TASK REQUIREMENTS —
Please copy the data word for word, from its first line through the line that contains "415, 1062, 428]".

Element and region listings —
########

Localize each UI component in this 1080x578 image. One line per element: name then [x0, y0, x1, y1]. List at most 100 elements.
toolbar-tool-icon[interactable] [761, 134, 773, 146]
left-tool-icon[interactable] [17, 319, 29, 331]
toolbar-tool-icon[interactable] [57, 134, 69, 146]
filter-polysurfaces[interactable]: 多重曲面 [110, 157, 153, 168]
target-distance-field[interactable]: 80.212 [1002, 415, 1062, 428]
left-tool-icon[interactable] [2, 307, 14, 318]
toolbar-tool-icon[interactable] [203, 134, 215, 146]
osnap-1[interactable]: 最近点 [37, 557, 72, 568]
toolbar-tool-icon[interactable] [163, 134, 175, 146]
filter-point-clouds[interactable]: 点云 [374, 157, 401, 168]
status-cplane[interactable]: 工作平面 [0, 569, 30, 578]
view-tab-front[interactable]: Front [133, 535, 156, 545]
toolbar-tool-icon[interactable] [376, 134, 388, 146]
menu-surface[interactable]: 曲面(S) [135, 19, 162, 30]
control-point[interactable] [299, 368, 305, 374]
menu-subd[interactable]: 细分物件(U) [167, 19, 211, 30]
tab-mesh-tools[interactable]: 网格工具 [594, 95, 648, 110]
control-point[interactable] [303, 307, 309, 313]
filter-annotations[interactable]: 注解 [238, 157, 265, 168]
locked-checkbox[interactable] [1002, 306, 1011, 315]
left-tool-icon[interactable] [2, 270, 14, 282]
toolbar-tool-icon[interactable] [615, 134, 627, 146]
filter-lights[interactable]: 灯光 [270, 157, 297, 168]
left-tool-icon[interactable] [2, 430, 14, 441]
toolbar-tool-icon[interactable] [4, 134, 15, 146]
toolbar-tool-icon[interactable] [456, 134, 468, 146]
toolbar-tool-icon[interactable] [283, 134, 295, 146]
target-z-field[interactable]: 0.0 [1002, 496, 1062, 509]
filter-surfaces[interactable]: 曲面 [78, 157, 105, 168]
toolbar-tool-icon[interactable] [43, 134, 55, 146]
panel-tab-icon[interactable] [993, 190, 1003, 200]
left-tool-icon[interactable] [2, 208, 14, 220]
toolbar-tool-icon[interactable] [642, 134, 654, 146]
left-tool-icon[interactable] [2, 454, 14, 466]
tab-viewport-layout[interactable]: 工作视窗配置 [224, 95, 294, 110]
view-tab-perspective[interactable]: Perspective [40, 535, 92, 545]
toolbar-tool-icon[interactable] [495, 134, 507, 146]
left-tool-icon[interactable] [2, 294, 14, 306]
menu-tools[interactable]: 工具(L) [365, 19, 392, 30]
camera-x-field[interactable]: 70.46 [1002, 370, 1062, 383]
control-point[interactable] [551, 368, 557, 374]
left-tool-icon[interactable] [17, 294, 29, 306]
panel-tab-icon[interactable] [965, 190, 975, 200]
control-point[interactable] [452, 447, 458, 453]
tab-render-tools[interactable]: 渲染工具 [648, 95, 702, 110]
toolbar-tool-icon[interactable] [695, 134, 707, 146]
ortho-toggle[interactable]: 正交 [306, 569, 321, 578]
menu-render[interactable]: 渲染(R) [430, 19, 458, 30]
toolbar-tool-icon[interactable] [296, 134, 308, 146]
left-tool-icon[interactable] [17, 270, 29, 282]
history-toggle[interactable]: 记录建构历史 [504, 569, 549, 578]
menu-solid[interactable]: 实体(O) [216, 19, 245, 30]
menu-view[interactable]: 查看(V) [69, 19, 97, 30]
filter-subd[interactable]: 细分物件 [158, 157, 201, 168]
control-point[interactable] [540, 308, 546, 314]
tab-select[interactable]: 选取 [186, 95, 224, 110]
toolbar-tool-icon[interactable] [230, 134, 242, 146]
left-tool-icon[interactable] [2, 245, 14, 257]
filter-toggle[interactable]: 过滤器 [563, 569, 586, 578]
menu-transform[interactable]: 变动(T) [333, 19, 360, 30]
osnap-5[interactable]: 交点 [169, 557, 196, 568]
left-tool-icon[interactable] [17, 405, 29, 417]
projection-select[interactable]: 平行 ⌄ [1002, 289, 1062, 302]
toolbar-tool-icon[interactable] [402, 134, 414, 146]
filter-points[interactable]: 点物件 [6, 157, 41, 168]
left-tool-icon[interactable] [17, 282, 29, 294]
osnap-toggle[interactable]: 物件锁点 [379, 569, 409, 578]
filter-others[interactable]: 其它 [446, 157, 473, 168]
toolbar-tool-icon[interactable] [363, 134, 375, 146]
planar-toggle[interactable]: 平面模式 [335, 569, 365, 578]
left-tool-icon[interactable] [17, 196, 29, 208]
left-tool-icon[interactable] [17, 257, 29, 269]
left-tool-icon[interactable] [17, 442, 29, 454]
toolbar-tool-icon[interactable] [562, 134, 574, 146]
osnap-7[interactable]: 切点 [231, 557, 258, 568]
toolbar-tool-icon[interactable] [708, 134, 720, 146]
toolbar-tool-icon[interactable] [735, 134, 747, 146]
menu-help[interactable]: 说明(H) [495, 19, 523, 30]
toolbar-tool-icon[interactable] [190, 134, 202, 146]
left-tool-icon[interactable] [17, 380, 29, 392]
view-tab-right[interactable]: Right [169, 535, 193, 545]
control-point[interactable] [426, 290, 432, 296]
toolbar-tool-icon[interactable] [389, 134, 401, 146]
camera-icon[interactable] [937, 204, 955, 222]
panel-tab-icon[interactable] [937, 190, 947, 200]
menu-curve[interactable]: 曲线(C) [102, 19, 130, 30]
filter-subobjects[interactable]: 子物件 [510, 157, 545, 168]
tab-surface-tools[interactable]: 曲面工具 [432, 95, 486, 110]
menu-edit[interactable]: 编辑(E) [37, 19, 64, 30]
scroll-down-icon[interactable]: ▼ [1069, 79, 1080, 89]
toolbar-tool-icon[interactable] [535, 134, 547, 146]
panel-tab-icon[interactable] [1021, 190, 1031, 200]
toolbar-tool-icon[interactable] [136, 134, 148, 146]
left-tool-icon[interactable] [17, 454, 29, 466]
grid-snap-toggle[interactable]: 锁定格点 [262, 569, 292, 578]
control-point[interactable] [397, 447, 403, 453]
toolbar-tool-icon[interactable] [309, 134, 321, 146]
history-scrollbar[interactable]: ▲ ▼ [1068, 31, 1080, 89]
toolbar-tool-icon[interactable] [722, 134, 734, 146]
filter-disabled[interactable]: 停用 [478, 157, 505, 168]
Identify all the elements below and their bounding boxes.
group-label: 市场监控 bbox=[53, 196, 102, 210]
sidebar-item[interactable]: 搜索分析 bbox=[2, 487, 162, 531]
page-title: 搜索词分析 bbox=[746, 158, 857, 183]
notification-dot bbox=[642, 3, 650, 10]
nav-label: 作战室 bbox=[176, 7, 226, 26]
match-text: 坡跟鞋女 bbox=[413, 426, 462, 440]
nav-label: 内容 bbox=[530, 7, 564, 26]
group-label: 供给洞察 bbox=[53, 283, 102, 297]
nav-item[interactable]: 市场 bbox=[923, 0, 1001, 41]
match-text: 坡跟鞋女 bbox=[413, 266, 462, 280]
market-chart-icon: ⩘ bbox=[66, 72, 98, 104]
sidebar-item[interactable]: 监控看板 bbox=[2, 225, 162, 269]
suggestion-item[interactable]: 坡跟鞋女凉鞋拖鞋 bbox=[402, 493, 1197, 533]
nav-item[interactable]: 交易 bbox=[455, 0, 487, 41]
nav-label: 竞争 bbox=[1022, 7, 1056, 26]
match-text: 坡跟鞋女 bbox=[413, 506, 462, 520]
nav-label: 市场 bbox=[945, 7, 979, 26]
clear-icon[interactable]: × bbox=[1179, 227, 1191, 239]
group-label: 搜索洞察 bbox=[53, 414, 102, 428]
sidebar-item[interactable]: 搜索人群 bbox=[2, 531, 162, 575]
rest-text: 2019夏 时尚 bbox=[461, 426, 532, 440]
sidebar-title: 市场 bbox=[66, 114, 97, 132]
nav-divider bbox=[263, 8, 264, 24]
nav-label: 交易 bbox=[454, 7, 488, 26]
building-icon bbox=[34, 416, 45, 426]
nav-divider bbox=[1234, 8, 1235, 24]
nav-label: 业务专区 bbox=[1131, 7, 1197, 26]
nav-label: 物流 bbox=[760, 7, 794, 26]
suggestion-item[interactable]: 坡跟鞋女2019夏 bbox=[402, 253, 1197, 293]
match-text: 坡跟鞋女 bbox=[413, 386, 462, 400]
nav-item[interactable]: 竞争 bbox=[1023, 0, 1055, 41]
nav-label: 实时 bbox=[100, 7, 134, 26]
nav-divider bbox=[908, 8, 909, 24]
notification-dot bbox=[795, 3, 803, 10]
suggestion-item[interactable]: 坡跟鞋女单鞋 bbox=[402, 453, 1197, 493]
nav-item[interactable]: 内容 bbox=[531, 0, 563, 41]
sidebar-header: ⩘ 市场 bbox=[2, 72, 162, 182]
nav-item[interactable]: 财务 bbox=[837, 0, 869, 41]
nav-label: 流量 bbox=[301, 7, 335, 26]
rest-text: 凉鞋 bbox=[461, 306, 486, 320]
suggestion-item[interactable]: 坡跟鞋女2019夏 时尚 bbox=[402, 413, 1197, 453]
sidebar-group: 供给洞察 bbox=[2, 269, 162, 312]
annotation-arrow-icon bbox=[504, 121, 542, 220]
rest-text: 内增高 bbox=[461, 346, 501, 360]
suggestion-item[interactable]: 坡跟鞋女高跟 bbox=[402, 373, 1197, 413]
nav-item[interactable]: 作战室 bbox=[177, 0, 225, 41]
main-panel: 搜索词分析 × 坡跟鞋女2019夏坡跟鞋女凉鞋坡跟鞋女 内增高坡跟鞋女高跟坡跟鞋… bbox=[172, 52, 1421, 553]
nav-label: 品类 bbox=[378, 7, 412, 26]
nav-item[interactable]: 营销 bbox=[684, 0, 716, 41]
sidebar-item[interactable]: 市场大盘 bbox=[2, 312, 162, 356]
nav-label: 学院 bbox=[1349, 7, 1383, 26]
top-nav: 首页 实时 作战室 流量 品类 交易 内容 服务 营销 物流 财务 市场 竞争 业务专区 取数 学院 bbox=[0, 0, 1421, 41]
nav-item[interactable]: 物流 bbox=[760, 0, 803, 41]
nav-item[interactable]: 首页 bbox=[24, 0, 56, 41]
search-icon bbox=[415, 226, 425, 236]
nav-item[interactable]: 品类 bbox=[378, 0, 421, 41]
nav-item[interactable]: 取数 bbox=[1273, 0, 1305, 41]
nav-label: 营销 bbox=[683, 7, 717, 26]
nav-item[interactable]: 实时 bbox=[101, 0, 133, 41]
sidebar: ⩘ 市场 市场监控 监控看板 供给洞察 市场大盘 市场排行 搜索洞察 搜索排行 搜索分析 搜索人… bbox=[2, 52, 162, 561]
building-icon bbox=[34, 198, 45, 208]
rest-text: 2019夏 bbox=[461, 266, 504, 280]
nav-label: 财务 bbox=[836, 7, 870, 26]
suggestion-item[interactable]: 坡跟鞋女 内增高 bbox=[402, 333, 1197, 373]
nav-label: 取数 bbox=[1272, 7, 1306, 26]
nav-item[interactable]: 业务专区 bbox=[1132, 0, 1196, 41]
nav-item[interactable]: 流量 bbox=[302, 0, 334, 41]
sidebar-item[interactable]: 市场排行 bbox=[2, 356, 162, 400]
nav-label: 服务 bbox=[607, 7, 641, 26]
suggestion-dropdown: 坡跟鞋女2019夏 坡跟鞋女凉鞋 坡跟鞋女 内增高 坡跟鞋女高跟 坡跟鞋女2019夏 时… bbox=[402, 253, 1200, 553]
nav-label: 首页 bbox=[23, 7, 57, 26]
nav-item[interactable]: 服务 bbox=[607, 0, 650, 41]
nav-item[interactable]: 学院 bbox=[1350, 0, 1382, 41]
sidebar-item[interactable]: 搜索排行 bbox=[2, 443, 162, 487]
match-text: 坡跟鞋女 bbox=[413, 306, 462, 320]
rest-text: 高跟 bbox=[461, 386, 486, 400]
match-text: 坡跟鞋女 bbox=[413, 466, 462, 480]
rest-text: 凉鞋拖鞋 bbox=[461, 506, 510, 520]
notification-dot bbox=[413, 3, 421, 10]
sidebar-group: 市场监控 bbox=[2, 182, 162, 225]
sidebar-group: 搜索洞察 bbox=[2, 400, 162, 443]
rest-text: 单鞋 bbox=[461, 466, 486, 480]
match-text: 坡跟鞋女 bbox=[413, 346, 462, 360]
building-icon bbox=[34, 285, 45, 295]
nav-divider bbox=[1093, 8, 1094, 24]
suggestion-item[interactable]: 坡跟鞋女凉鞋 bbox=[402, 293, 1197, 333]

########

RESPONSE TO THE TASK —
Localize each UI component in this 1080x578 image. One line per element: name then [x0, y0, x1, y1]. List at most 100 elements.
toolbar-tool-icon[interactable] [761, 134, 773, 146]
left-tool-icon[interactable] [17, 319, 29, 331]
toolbar-tool-icon[interactable] [57, 134, 69, 146]
filter-polysurfaces[interactable]: 多重曲面 [110, 157, 153, 168]
target-distance-field[interactable]: 80.212 [1002, 415, 1062, 428]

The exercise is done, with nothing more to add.